▶

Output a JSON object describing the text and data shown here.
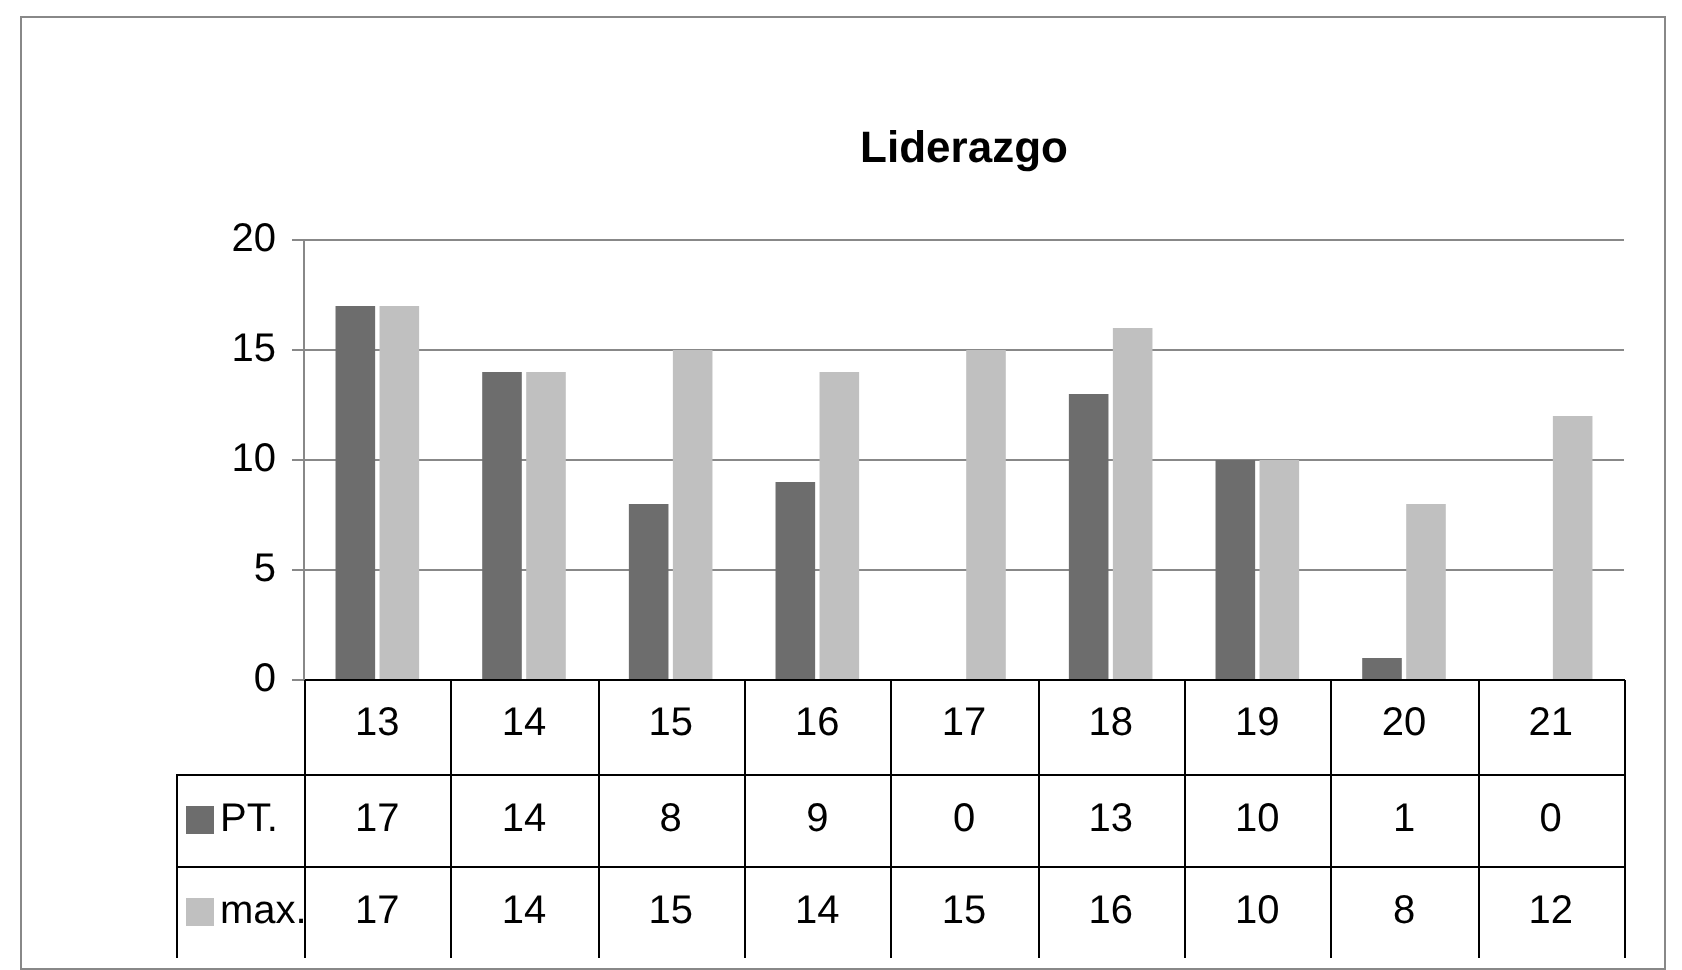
{
  "chart_data": {
    "type": "bar",
    "title": "Liderazgo",
    "categories": [
      "13",
      "14",
      "15",
      "16",
      "17",
      "18",
      "19",
      "20",
      "21"
    ],
    "series": [
      {
        "name": "PT.",
        "color": "#6d6d6d",
        "values": [
          17,
          14,
          8,
          9,
          0,
          13,
          10,
          1,
          0
        ]
      },
      {
        "name": "max.",
        "color": "#c0c0c0",
        "values": [
          17,
          14,
          15,
          14,
          15,
          16,
          10,
          8,
          12
        ]
      }
    ],
    "ylim": [
      0,
      20
    ],
    "yticks": [
      0,
      5,
      10,
      15,
      20
    ],
    "grid": "y",
    "legend": "bottom",
    "data_labels": true
  }
}
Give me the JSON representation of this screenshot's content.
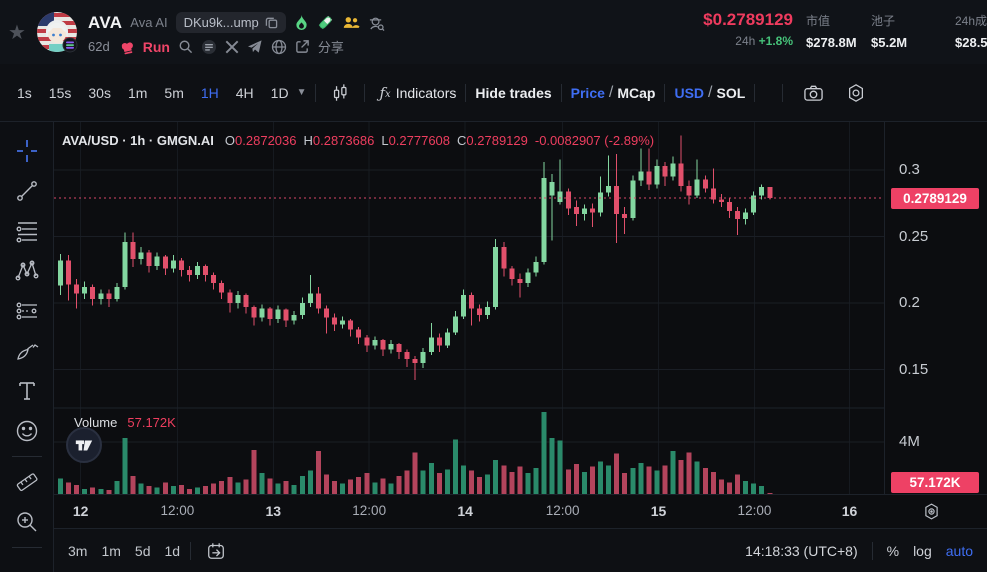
{
  "token_header": {
    "symbol": "AVA",
    "name": "Ava AI",
    "address_short": "DKu9k...ump",
    "age": "62d",
    "run_label": "Run",
    "share_label": "分享",
    "price": "$0.2789129",
    "change_label": "24h",
    "change_value": "+1.8%",
    "stats": [
      {
        "label": "市值",
        "value": "$278.8M"
      },
      {
        "label": "池子",
        "value": "$5.2M"
      },
      {
        "label": "24h成",
        "value": "$28.5"
      }
    ]
  },
  "toolbar": {
    "timeframes": [
      "1s",
      "15s",
      "30s",
      "1m",
      "5m",
      "1H",
      "4H",
      "1D"
    ],
    "active_timeframe": "1H",
    "indicators_label": "Indicators",
    "hide_trades_label": "Hide trades",
    "price_label": "Price",
    "mcap_label": "MCap",
    "usd_label": "USD",
    "sol_label": "SOL",
    "slash": "/"
  },
  "sidebar_tools": [
    "crosshair",
    "trend-line",
    "fib-retracement",
    "xabcd-pattern",
    "long-short-position",
    "brush",
    "text",
    "emoji",
    "ruler",
    "zoom-in"
  ],
  "legend": {
    "title": "AVA/USD · 1h · GMGN.AI",
    "o_label": "O",
    "o": "0.2872036",
    "h_label": "H",
    "h": "0.2873686",
    "l_label": "L",
    "l": "0.2777608",
    "c_label": "C",
    "c": "0.2789129",
    "change": "-0.0082907 (-2.89%)"
  },
  "volume_pane": {
    "label": "Volume",
    "value": "57.172K"
  },
  "price_axis": {
    "ticks": [
      {
        "label": "0.3",
        "value": 0.3
      },
      {
        "label": "0.25",
        "value": 0.25
      },
      {
        "label": "0.2",
        "value": 0.2
      },
      {
        "label": "0.15",
        "value": 0.15
      }
    ],
    "current_badge": "0.2789129",
    "volume_tick": {
      "label": "4M",
      "value_m": 4
    },
    "volume_badge": "57.172K"
  },
  "time_axis": {
    "ticks": [
      {
        "label": "12",
        "idx": 2.5,
        "major": true
      },
      {
        "label": "12:00",
        "idx": 14.5,
        "major": false
      },
      {
        "label": "13",
        "idx": 26.4,
        "major": true
      },
      {
        "label": "12:00",
        "idx": 38.3,
        "major": false
      },
      {
        "label": "14",
        "idx": 50.2,
        "major": true
      },
      {
        "label": "12:00",
        "idx": 62.3,
        "major": false
      },
      {
        "label": "15",
        "idx": 74.2,
        "major": true
      },
      {
        "label": "12:00",
        "idx": 86.1,
        "major": false
      },
      {
        "label": "16",
        "idx": 97.9,
        "major": true
      }
    ]
  },
  "bottom_bar": {
    "ranges": [
      "3m",
      "1m",
      "5d",
      "1d"
    ],
    "clock": "14:18:33 (UTC+8)",
    "percent_label": "%",
    "log_label": "log",
    "auto_label": "auto"
  },
  "colors": {
    "accent_blue": "#3f6ef3",
    "candle_up": "#83d6a0",
    "candle_down": "#e1506b",
    "volume_up": "#2a8a6a",
    "volume_down": "#b3445c",
    "badge_red": "#ee4165",
    "price_red": "#ee3e5f",
    "positive_green": "#46c279",
    "grid": "#1a1e25",
    "grid_vertical": "#161a20",
    "current_price_line": "#d8486a"
  },
  "chart_data": {
    "type": "candlestick",
    "symbol": "AVA/USD",
    "interval": "1h",
    "source": "GMGN.AI",
    "current_price": 0.2789129,
    "current_volume_label": "57.172K",
    "price_axis_range_visible": [
      0.13,
      0.33
    ],
    "volume_axis_max_m": 6.6,
    "candles_ohlc": [
      [
        0.213,
        0.237,
        0.206,
        0.232
      ],
      [
        0.232,
        0.236,
        0.202,
        0.214
      ],
      [
        0.214,
        0.218,
        0.196,
        0.207
      ],
      [
        0.207,
        0.216,
        0.203,
        0.212
      ],
      [
        0.212,
        0.214,
        0.198,
        0.203
      ],
      [
        0.203,
        0.21,
        0.199,
        0.207
      ],
      [
        0.207,
        0.21,
        0.197,
        0.203
      ],
      [
        0.203,
        0.215,
        0.201,
        0.212
      ],
      [
        0.212,
        0.253,
        0.21,
        0.246
      ],
      [
        0.246,
        0.253,
        0.227,
        0.233
      ],
      [
        0.233,
        0.242,
        0.229,
        0.238
      ],
      [
        0.238,
        0.24,
        0.223,
        0.228
      ],
      [
        0.228,
        0.238,
        0.225,
        0.235
      ],
      [
        0.235,
        0.236,
        0.221,
        0.226
      ],
      [
        0.226,
        0.236,
        0.223,
        0.232
      ],
      [
        0.232,
        0.234,
        0.22,
        0.225
      ],
      [
        0.225,
        0.228,
        0.216,
        0.221
      ],
      [
        0.221,
        0.231,
        0.218,
        0.228
      ],
      [
        0.228,
        0.229,
        0.216,
        0.221
      ],
      [
        0.221,
        0.223,
        0.21,
        0.215
      ],
      [
        0.215,
        0.217,
        0.203,
        0.208
      ],
      [
        0.208,
        0.21,
        0.193,
        0.2
      ],
      [
        0.2,
        0.209,
        0.196,
        0.206
      ],
      [
        0.206,
        0.207,
        0.192,
        0.197
      ],
      [
        0.197,
        0.198,
        0.183,
        0.189
      ],
      [
        0.189,
        0.199,
        0.186,
        0.196
      ],
      [
        0.196,
        0.197,
        0.183,
        0.188
      ],
      [
        0.188,
        0.198,
        0.185,
        0.195
      ],
      [
        0.195,
        0.196,
        0.182,
        0.187
      ],
      [
        0.187,
        0.194,
        0.184,
        0.191
      ],
      [
        0.191,
        0.204,
        0.188,
        0.2
      ],
      [
        0.2,
        0.221,
        0.197,
        0.207
      ],
      [
        0.207,
        0.212,
        0.192,
        0.196
      ],
      [
        0.196,
        0.198,
        0.177,
        0.189
      ],
      [
        0.189,
        0.192,
        0.179,
        0.184
      ],
      [
        0.184,
        0.19,
        0.181,
        0.187
      ],
      [
        0.187,
        0.188,
        0.175,
        0.18
      ],
      [
        0.18,
        0.182,
        0.169,
        0.174
      ],
      [
        0.174,
        0.176,
        0.163,
        0.168
      ],
      [
        0.168,
        0.175,
        0.165,
        0.172
      ],
      [
        0.172,
        0.173,
        0.16,
        0.165
      ],
      [
        0.165,
        0.172,
        0.162,
        0.169
      ],
      [
        0.169,
        0.17,
        0.158,
        0.163
      ],
      [
        0.163,
        0.165,
        0.152,
        0.158
      ],
      [
        0.158,
        0.16,
        0.142,
        0.155
      ],
      [
        0.155,
        0.166,
        0.151,
        0.163
      ],
      [
        0.163,
        0.185,
        0.161,
        0.174
      ],
      [
        0.174,
        0.177,
        0.163,
        0.168
      ],
      [
        0.168,
        0.181,
        0.166,
        0.178
      ],
      [
        0.178,
        0.194,
        0.176,
        0.19
      ],
      [
        0.19,
        0.21,
        0.188,
        0.206
      ],
      [
        0.206,
        0.208,
        0.183,
        0.196
      ],
      [
        0.196,
        0.199,
        0.186,
        0.191
      ],
      [
        0.191,
        0.201,
        0.188,
        0.197
      ],
      [
        0.197,
        0.248,
        0.195,
        0.242
      ],
      [
        0.242,
        0.246,
        0.22,
        0.226
      ],
      [
        0.226,
        0.228,
        0.213,
        0.218
      ],
      [
        0.218,
        0.222,
        0.204,
        0.215
      ],
      [
        0.215,
        0.226,
        0.212,
        0.223
      ],
      [
        0.223,
        0.235,
        0.22,
        0.231
      ],
      [
        0.231,
        0.306,
        0.229,
        0.294
      ],
      [
        0.281,
        0.297,
        0.247,
        0.291
      ],
      [
        0.276,
        0.308,
        0.274,
        0.284
      ],
      [
        0.284,
        0.286,
        0.266,
        0.271
      ],
      [
        0.272,
        0.277,
        0.258,
        0.267
      ],
      [
        0.267,
        0.274,
        0.262,
        0.271
      ],
      [
        0.271,
        0.275,
        0.257,
        0.268
      ],
      [
        0.268,
        0.295,
        0.265,
        0.283
      ],
      [
        0.283,
        0.311,
        0.28,
        0.288
      ],
      [
        0.288,
        0.312,
        0.245,
        0.267
      ],
      [
        0.267,
        0.272,
        0.252,
        0.264
      ],
      [
        0.264,
        0.296,
        0.262,
        0.292
      ],
      [
        0.292,
        0.316,
        0.288,
        0.299
      ],
      [
        0.299,
        0.316,
        0.285,
        0.289
      ],
      [
        0.289,
        0.308,
        0.286,
        0.303
      ],
      [
        0.303,
        0.306,
        0.288,
        0.295
      ],
      [
        0.295,
        0.31,
        0.292,
        0.305
      ],
      [
        0.305,
        0.326,
        0.284,
        0.288
      ],
      [
        0.288,
        0.292,
        0.274,
        0.281
      ],
      [
        0.281,
        0.308,
        0.279,
        0.293
      ],
      [
        0.293,
        0.296,
        0.283,
        0.286
      ],
      [
        0.286,
        0.301,
        0.275,
        0.278
      ],
      [
        0.278,
        0.282,
        0.272,
        0.276
      ],
      [
        0.276,
        0.279,
        0.264,
        0.269
      ],
      [
        0.269,
        0.272,
        0.251,
        0.263
      ],
      [
        0.263,
        0.271,
        0.259,
        0.268
      ],
      [
        0.268,
        0.284,
        0.266,
        0.281
      ],
      [
        0.281,
        0.289,
        0.278,
        0.2872
      ],
      [
        0.2872036,
        0.2873686,
        0.2777608,
        0.2789129
      ]
    ],
    "volumes_m": [
      1.2,
      0.9,
      0.7,
      0.4,
      0.5,
      0.4,
      0.3,
      1.0,
      4.3,
      1.4,
      0.8,
      0.6,
      0.5,
      0.9,
      0.6,
      0.7,
      0.4,
      0.5,
      0.6,
      0.8,
      1.0,
      1.3,
      0.9,
      1.1,
      3.4,
      1.6,
      1.2,
      0.8,
      1.0,
      0.7,
      1.4,
      1.8,
      3.3,
      1.5,
      1.0,
      0.8,
      1.1,
      1.3,
      1.6,
      0.9,
      1.2,
      0.8,
      1.4,
      1.8,
      3.2,
      1.8,
      2.4,
      1.6,
      1.9,
      4.2,
      2.2,
      1.8,
      1.3,
      1.5,
      2.6,
      2.2,
      1.7,
      2.1,
      1.6,
      2.0,
      6.3,
      4.3,
      4.1,
      1.9,
      2.3,
      1.7,
      2.1,
      2.5,
      2.2,
      3.1,
      1.6,
      2.0,
      2.4,
      2.1,
      1.8,
      2.2,
      3.3,
      2.6,
      3.2,
      2.5,
      2.0,
      1.7,
      1.1,
      0.9,
      1.5,
      1.0,
      0.8,
      0.6,
      0.057
    ]
  }
}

◀

## What you have to do
Extract all lines from the data in which "title" is found.

## Completed exercise
    "title": "Liderazgo",
    "title": "AVA/USD · 1h · GMGN.AI",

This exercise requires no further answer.